- DATA SHOWN -

----

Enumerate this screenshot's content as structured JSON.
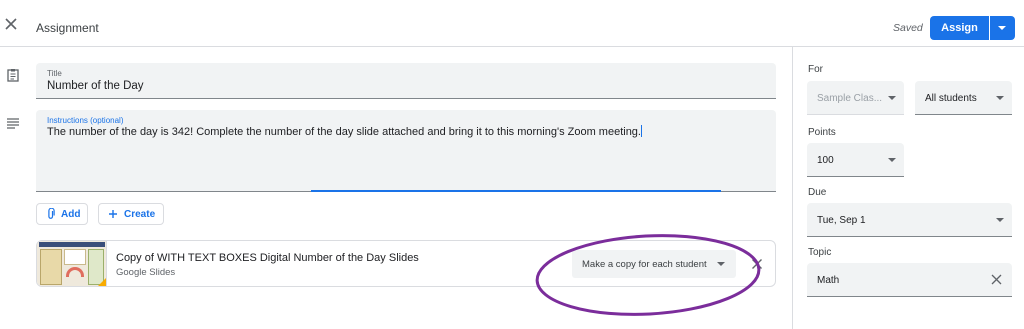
{
  "header": {
    "title": "Assignment",
    "saved_label": "Saved",
    "assign_label": "Assign",
    "close_icon": "close-icon",
    "dropdown_icon": "chevron-down-icon",
    "accent_color": "#1a73e8"
  },
  "main": {
    "title_field": {
      "label": "Title",
      "value": "Number of the Day"
    },
    "instructions_field": {
      "label": "Instructions (optional)",
      "value": "The number of the day is 342! Complete the number of the day slide attached and bring it to this morning's Zoom meeting."
    },
    "add_button": {
      "label": "Add",
      "icon": "paperclip-icon"
    },
    "create_button": {
      "label": "Create",
      "icon": "plus-icon"
    },
    "attachment": {
      "title": "Copy of WITH TEXT BOXES Digital Number of the Day Slides",
      "subtitle": "Google Slides",
      "copy_option": "Make a copy for each student",
      "remove_icon": "close-icon"
    },
    "annotation_color": "#7b2d9b"
  },
  "sidebar": {
    "for_label": "For",
    "class_value": "Sample Clas...",
    "students_value": "All students",
    "points_label": "Points",
    "points_value": "100",
    "due_label": "Due",
    "due_value": "Tue, Sep 1",
    "topic_label": "Topic",
    "topic_value": "Math"
  }
}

----

- WHAT YOU WILL DO -
Copy the records word for word, leaving no picture in the copy.

- FINISHED ANSWER -
Enumerate this screenshot's content as structured JSON.
{
  "header": {
    "title": "Assignment",
    "saved_label": "Saved",
    "assign_label": "Assign",
    "close_icon": "close-icon",
    "dropdown_icon": "chevron-down-icon",
    "accent_color": "#1a73e8"
  },
  "main": {
    "title_field": {
      "label": "Title",
      "value": "Number of the Day"
    },
    "instructions_field": {
      "label": "Instructions (optional)",
      "value": "The number of the day is 342! Complete the number of the day slide attached and bring it to this morning's Zoom meeting."
    },
    "add_button": {
      "label": "Add",
      "icon": "paperclip-icon"
    },
    "create_button": {
      "label": "Create",
      "icon": "plus-icon"
    },
    "attachment": {
      "title": "Copy of WITH TEXT BOXES Digital Number of the Day Slides",
      "subtitle": "Google Slides",
      "copy_option": "Make a copy for each student",
      "remove_icon": "close-icon"
    },
    "annotation_color": "#7b2d9b"
  },
  "sidebar": {
    "for_label": "For",
    "class_value": "Sample Clas...",
    "students_value": "All students",
    "points_label": "Points",
    "points_value": "100",
    "due_label": "Due",
    "due_value": "Tue, Sep 1",
    "topic_label": "Topic",
    "topic_value": "Math"
  }
}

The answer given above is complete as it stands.